>> START Extracted information

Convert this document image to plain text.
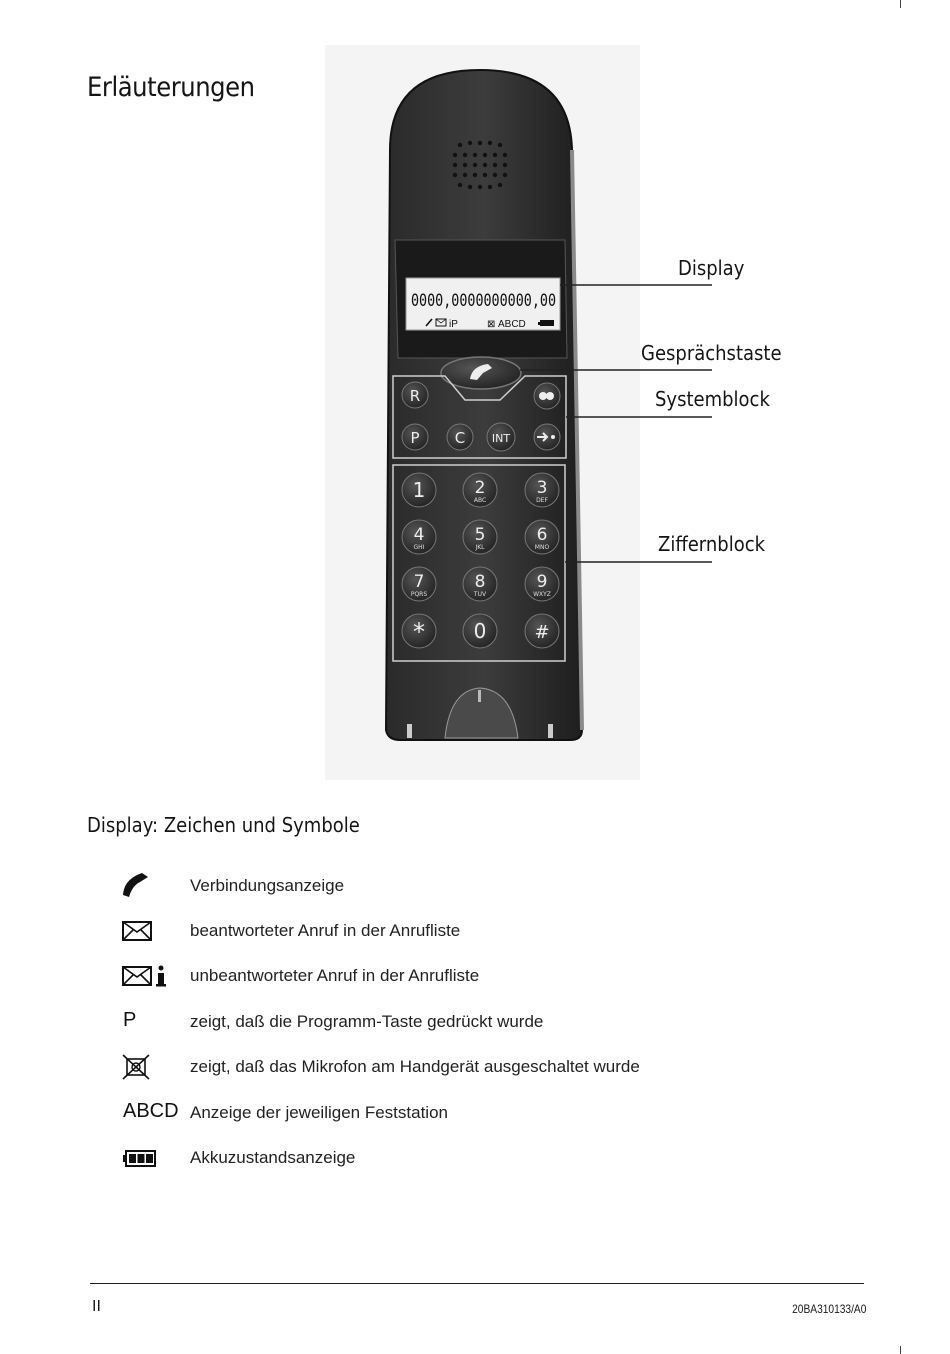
Erläuterungen
0000,0000000000,00
iP	⊠ ABCD
R
P C INT
1	2
ABC
3
DEF
4
GHI
5
JKL
6
MNO
7
PQRS
8
TUV
9
WXYZ
* 0	#
Display
Gesprächstaste
Systemblock
Ziffernblock
Display: Zeichen und Symbole
Verbindungsanzeige
beantworteter Anruf in der Anrufliste
unbeantworteter Anruf in der Anrufliste
P	zeigt, daß die Programm-Taste gedrückt wurde
zeigt, daß das Mikrofon am Handgerät ausgeschaltet wurde
ABCD Anzeige der jeweiligen Feststation
Akkuzustandsanzeige
II	20BA310133/A0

>> END Extracted information

**What is needed:** Pictures in the records must not appear in the copy; transcribe everything else precisely.

**Final result:**
Convert this document image to plain text.
Erläuterungen
0000,0000000000,00
iP	⊠ ABCD
R
P C INT
1	2
ABC
3
DEF
4
GHI
5
JKL
6
MNO
7
PQRS
8
TUV
9
WXYZ
* 0	#
Display
Gesprächstaste
Systemblock
Ziffernblock
Display: Zeichen und Symbole
Verbindungsanzeige
beantworteter Anruf in der Anrufliste
unbeantworteter Anruf in der Anrufliste
P	zeigt, daß die Programm-Taste gedrückt wurde
zeigt, daß das Mikrofon am Handgerät ausgeschaltet wurde
ABCD Anzeige der jeweiligen Feststation
Akkuzustandsanzeige
II	20BA310133/A0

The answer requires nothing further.